Data for this exercise —

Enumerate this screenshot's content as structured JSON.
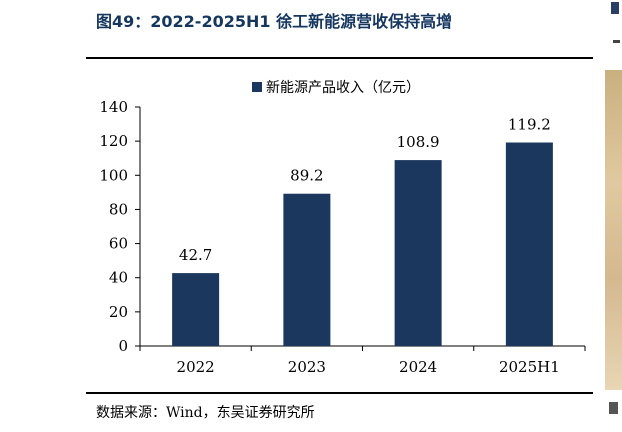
{
  "figure_title": "图49：2022-2025H1 徐工新能源营收保持高增",
  "source_note": "数据来源：Wind，东吴证券研究所",
  "colors": {
    "bar": "#1b375e",
    "title": "#14365f"
  },
  "chart_data": {
    "type": "bar",
    "categories": [
      "2022",
      "2023",
      "2024",
      "2025H1"
    ],
    "series": [
      {
        "name": "新能源产品收入（亿元）",
        "values": [
          42.7,
          89.2,
          108.9,
          119.2
        ]
      }
    ],
    "data_labels": [
      "42.7",
      "89.2",
      "108.9",
      "119.2"
    ],
    "ylim": [
      0,
      140
    ],
    "yticks": [
      0,
      20,
      40,
      60,
      80,
      100,
      120,
      140
    ],
    "legend_position": "top-center",
    "grid": false
  }
}
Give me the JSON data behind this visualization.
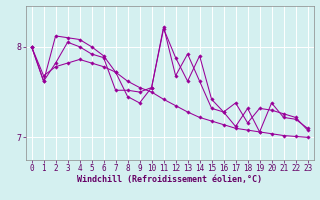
{
  "xlabel": "Windchill (Refroidissement éolien,°C)",
  "bg_color": "#d4f0f0",
  "line_color": "#990099",
  "xlim": [
    -0.5,
    23.5
  ],
  "ylim": [
    6.75,
    8.45
  ],
  "yticks": [
    7,
    8
  ],
  "xticks": [
    0,
    1,
    2,
    3,
    4,
    5,
    6,
    7,
    8,
    9,
    10,
    11,
    12,
    13,
    14,
    15,
    16,
    17,
    18,
    19,
    20,
    21,
    22,
    23
  ],
  "series": [
    [
      8.0,
      7.68,
      7.78,
      7.82,
      7.86,
      7.82,
      7.78,
      7.72,
      7.62,
      7.55,
      7.5,
      7.42,
      7.35,
      7.28,
      7.22,
      7.18,
      7.14,
      7.1,
      7.08,
      7.06,
      7.04,
      7.02,
      7.01,
      7.0
    ],
    [
      8.0,
      7.62,
      8.12,
      8.1,
      8.08,
      8.0,
      7.9,
      7.72,
      7.45,
      7.38,
      7.55,
      8.2,
      7.88,
      7.62,
      7.9,
      7.42,
      7.28,
      7.12,
      7.32,
      7.06,
      7.38,
      7.22,
      7.2,
      7.1
    ],
    [
      8.0,
      7.62,
      7.82,
      8.05,
      8.0,
      7.92,
      7.88,
      7.52,
      7.52,
      7.5,
      7.55,
      8.22,
      7.68,
      7.92,
      7.62,
      7.32,
      7.28,
      7.38,
      7.16,
      7.32,
      7.3,
      7.26,
      7.22,
      7.08
    ]
  ],
  "grid_color": "#ffffff",
  "axis_color": "#888888",
  "tick_color": "#660066",
  "label_color": "#660066",
  "tick_fontsize": 5.5,
  "xlabel_fontsize": 6,
  "marker": "D",
  "markersize": 1.8,
  "linewidth": 0.75
}
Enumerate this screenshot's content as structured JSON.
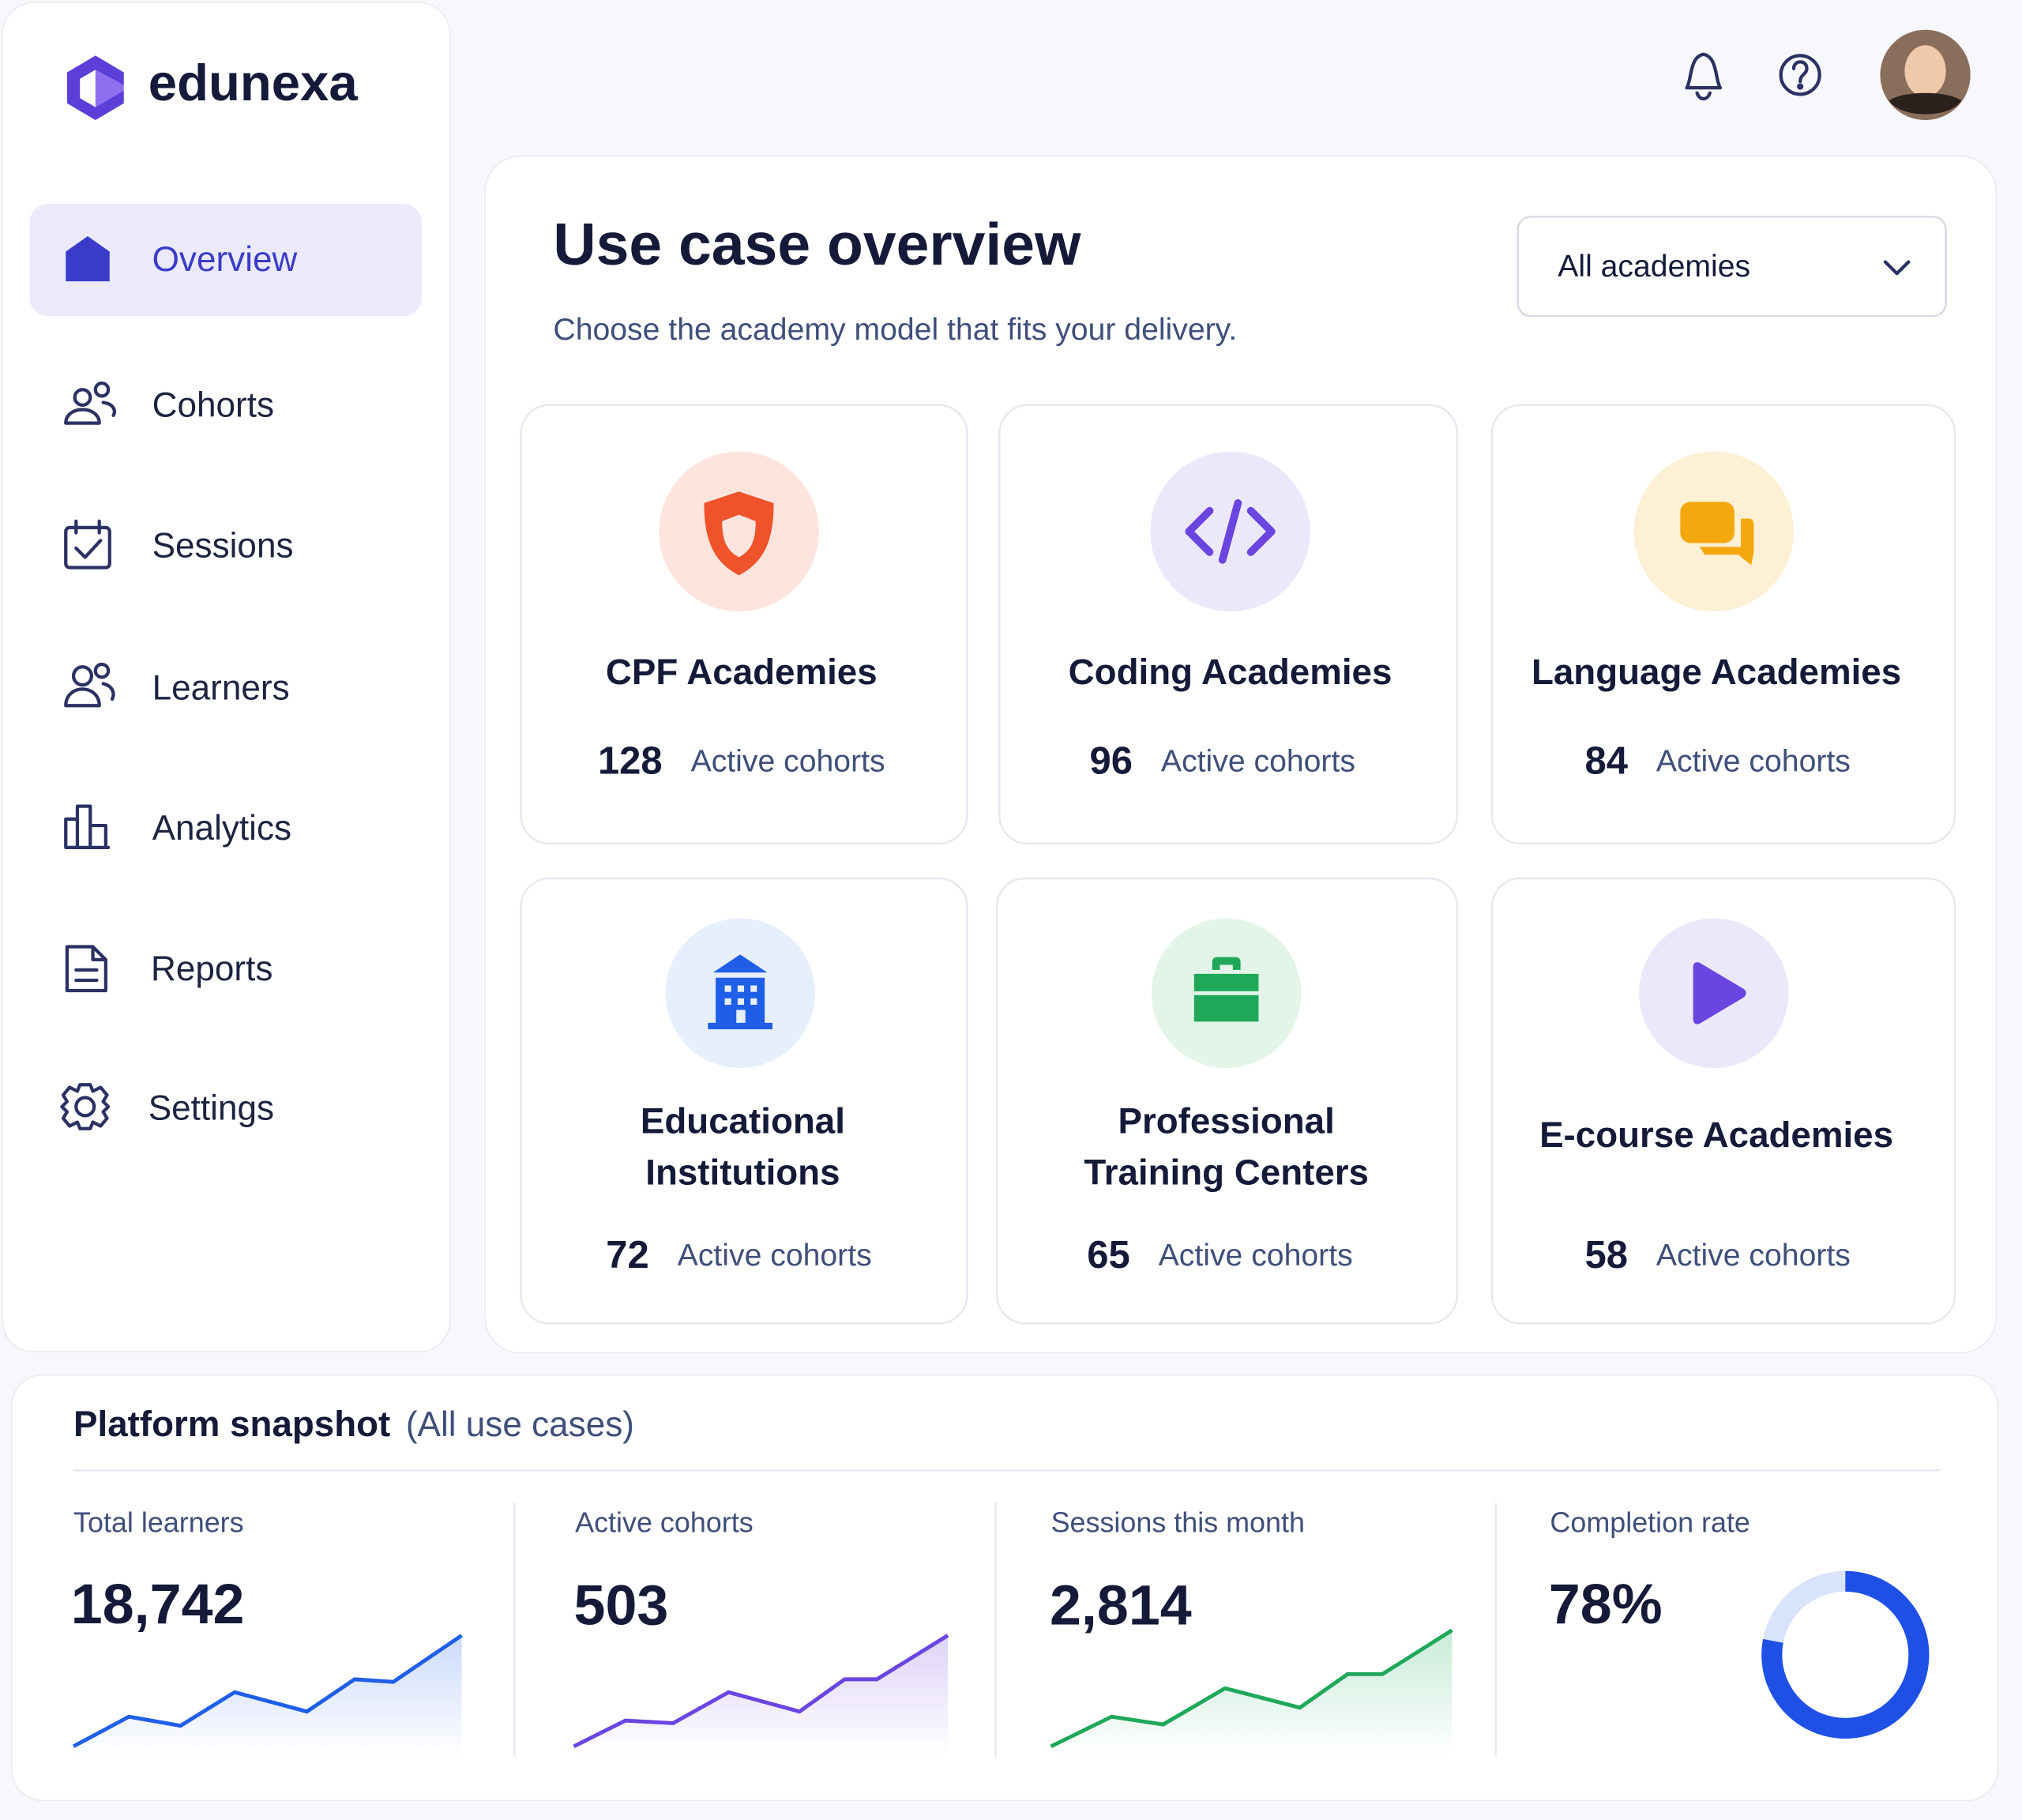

Exercise brief —
Transcribe the listing above verbatim. Omit the pictures.

Written answer —
Enumerate this screenshot's content as structured JSON.
{
  "figure_title": "图49：2022-2025H1 徐工新能源营收保持高增",
  "source_note": "数据来源：Wind，东吴证券研究所",
  "colors": {
    "bar": "#1b375e",
    "title": "#14365f"
  },
  "chart_data": {
    "type": "bar",
    "categories": [
      "2022",
      "2023",
      "2024",
      "2025H1"
    ],
    "series": [
      {
        "name": "新能源产品收入（亿元）",
        "values": [
          42.7,
          89.2,
          108.9,
          119.2
        ]
      }
    ],
    "data_labels": [
      "42.7",
      "89.2",
      "108.9",
      "119.2"
    ],
    "ylim": [
      0,
      140
    ],
    "yticks": [
      0,
      20,
      40,
      60,
      80,
      100,
      120,
      140
    ],
    "legend_position": "top-center",
    "grid": false
  }
}
Give me the JSON data behind this visualization.
{
  "xlabel": "Windchill (Refroidissement éolien,°C)",
  "bg_color": "#d4f0f0",
  "line_color": "#990099",
  "xlim": [
    -0.5,
    23.5
  ],
  "ylim": [
    6.75,
    8.45
  ],
  "yticks": [
    7,
    8
  ],
  "xticks": [
    0,
    1,
    2,
    3,
    4,
    5,
    6,
    7,
    8,
    9,
    10,
    11,
    12,
    13,
    14,
    15,
    16,
    17,
    18,
    19,
    20,
    21,
    22,
    23
  ],
  "series": [
    [
      8.0,
      7.68,
      7.78,
      7.82,
      7.86,
      7.82,
      7.78,
      7.72,
      7.62,
      7.55,
      7.5,
      7.42,
      7.35,
      7.28,
      7.22,
      7.18,
      7.14,
      7.1,
      7.08,
      7.06,
      7.04,
      7.02,
      7.01,
      7.0
    ],
    [
      8.0,
      7.62,
      8.12,
      8.1,
      8.08,
      8.0,
      7.9,
      7.72,
      7.45,
      7.38,
      7.55,
      8.2,
      7.88,
      7.62,
      7.9,
      7.42,
      7.28,
      7.12,
      7.32,
      7.06,
      7.38,
      7.22,
      7.2,
      7.1
    ],
    [
      8.0,
      7.62,
      7.82,
      8.05,
      8.0,
      7.92,
      7.88,
      7.52,
      7.52,
      7.5,
      7.55,
      8.22,
      7.68,
      7.92,
      7.62,
      7.32,
      7.28,
      7.38,
      7.16,
      7.32,
      7.3,
      7.26,
      7.22,
      7.08
    ]
  ],
  "grid_color": "#ffffff",
  "axis_color": "#888888",
  "tick_color": "#660066",
  "label_color": "#660066",
  "tick_fontsize": 5.5,
  "xlabel_fontsize": 6,
  "marker": "D",
  "markersize": 1.8,
  "linewidth": 0.75
}
Enumerate this screenshot's content as structured JSON.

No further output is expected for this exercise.